### Short task
Extract the listing in its entirety, keeping each line identical to the original.

### Provided entries
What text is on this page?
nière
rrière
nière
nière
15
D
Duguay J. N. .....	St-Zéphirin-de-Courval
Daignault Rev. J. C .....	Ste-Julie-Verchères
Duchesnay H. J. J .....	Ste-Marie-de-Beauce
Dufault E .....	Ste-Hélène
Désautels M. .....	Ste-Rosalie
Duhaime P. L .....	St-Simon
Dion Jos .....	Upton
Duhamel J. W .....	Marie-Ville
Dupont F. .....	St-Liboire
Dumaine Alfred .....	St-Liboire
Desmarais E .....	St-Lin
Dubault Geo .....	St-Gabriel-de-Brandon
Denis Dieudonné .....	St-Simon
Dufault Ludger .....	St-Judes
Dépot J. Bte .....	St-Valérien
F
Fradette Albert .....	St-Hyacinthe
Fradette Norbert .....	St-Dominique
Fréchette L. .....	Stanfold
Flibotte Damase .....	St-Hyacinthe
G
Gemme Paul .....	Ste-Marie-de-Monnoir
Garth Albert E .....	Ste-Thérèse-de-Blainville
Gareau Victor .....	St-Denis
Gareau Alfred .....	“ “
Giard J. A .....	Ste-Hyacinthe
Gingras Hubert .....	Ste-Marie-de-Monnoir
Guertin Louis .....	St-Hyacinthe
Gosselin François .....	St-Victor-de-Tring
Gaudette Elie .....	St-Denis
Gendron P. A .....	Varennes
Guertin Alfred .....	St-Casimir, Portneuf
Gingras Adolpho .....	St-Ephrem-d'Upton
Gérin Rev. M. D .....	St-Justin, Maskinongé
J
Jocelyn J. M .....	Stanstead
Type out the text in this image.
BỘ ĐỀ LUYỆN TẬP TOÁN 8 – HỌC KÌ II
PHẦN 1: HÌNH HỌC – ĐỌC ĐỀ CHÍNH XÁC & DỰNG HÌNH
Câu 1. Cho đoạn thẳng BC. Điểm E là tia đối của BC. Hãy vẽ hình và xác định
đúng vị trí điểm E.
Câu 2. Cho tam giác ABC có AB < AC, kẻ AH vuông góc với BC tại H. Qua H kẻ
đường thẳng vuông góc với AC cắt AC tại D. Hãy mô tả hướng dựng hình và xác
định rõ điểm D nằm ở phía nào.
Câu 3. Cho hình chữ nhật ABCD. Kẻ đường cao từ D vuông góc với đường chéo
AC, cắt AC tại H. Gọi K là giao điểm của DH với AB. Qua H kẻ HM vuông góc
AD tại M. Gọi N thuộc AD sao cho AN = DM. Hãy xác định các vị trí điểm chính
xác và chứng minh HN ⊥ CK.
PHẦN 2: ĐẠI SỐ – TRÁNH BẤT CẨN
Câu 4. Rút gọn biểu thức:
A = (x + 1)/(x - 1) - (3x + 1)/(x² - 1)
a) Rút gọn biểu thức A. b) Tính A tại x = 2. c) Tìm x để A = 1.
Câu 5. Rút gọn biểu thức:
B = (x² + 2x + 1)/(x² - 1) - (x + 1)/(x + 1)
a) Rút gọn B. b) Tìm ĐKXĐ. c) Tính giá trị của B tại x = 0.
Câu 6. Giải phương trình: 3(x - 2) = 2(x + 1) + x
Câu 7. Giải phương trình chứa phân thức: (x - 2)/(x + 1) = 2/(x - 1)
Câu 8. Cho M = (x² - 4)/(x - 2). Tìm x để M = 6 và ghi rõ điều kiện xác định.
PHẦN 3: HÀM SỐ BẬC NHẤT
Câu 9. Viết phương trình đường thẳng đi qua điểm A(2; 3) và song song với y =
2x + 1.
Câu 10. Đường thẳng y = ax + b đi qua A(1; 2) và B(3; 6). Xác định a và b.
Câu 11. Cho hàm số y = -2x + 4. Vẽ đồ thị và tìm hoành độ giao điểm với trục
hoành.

### Solution for this task
What text is on this page?
nière
rrière
nière
nière
15
D
Duguay J. N. .....	St-Zéphirin-de-Courval
Daignault Rev. J. C .....	Ste-Julie-Verchères
Duchesnay H. J. J .....	Ste-Marie-de-Beauce
Dufault E .....	Ste-Hélène
Désautels M. .....	Ste-Rosalie
Duhaime P. L .....	St-Simon
Dion Jos .....	Upton
Duhamel J. W .....	Marie-Ville
Dupont F. .....	St-Liboire
Dumaine Alfred .....	St-Liboire
Desmarais E .....	St-Lin
Dubault Geo .....	St-Gabriel-de-Brandon
Denis Dieudonné .....	St-Simon
Dufault Ludger .....	St-Judes
Dépot J. Bte .....	St-Valérien
F
Fradette Albert .....	St-Hyacinthe
Fradette Norbert .....	St-Dominique
Fréchette L. .....	Stanfold
Flibotte Damase .....	St-Hyacinthe
G
Gemme Paul .....	Ste-Marie-de-Monnoir
Garth Albert E .....	Ste-Thérèse-de-Blainville
Gareau Victor .....	St-Denis
Gareau Alfred .....	“ “
Giard J. A .....	Ste-Hyacinthe
Gingras Hubert .....	Ste-Marie-de-Monnoir
Guertin Louis .....	St-Hyacinthe
Gosselin François .....	St-Victor-de-Tring
Gaudette Elie .....	St-Denis
Gendron P. A .....	Varennes
Guertin Alfred .....	St-Casimir, Portneuf
Gingras Adolpho .....	St-Ephrem-d'Upton
Gérin Rev. M. D .....	St-Justin, Maskinongé
J
Jocelyn J. M .....	Stanstead
Type out the text in this image.
BỘ ĐỀ LUYỆN TẬP TOÁN 8 – HỌC KÌ II
PHẦN 1: HÌNH HỌC – ĐỌC ĐỀ CHÍNH XÁC & DỰNG HÌNH
Câu 1. Cho đoạn thẳng BC. Điểm E là tia đối của BC. Hãy vẽ hình và xác định
đúng vị trí điểm E.
Câu 2. Cho tam giác ABC có AB < AC, kẻ AH vuông góc với BC tại H. Qua H kẻ
đường thẳng vuông góc với AC cắt AC tại D. Hãy mô tả hướng dựng hình và xác
định rõ điểm D nằm ở phía nào.
Câu 3. Cho hình chữ nhật ABCD. Kẻ đường cao từ D vuông góc với đường chéo
AC, cắt AC tại H. Gọi K là giao điểm của DH với AB. Qua H kẻ HM vuông góc
AD tại M. Gọi N thuộc AD sao cho AN = DM. Hãy xác định các vị trí điểm chính
xác và chứng minh HN ⊥ CK.
PHẦN 2: ĐẠI SỐ – TRÁNH BẤT CẨN
Câu 4. Rút gọn biểu thức:
A = (x + 1)/(x - 1) - (3x + 1)/(x² - 1)
a) Rút gọn biểu thức A. b) Tính A tại x = 2. c) Tìm x để A = 1.
Câu 5. Rút gọn biểu thức:
B = (x² + 2x + 1)/(x² - 1) - (x + 1)/(x + 1)
a) Rút gọn B. b) Tìm ĐKXĐ. c) Tính giá trị của B tại x = 0.
Câu 6. Giải phương trình: 3(x - 2) = 2(x + 1) + x
Câu 7. Giải phương trình chứa phân thức: (x - 2)/(x + 1) = 2/(x - 1)
Câu 8. Cho M = (x² - 4)/(x - 2). Tìm x để M = 6 và ghi rõ điều kiện xác định.
PHẦN 3: HÀM SỐ BẬC NHẤT
Câu 9. Viết phương trình đường thẳng đi qua điểm A(2; 3) và song song với y =
2x + 1.
Câu 10. Đường thẳng y = ax + b đi qua A(1; 2) và B(3; 6). Xác định a và b.
Câu 11. Cho hàm số y = -2x + 4. Vẽ đồ thị và tìm hoành độ giao điểm với trục
hoành.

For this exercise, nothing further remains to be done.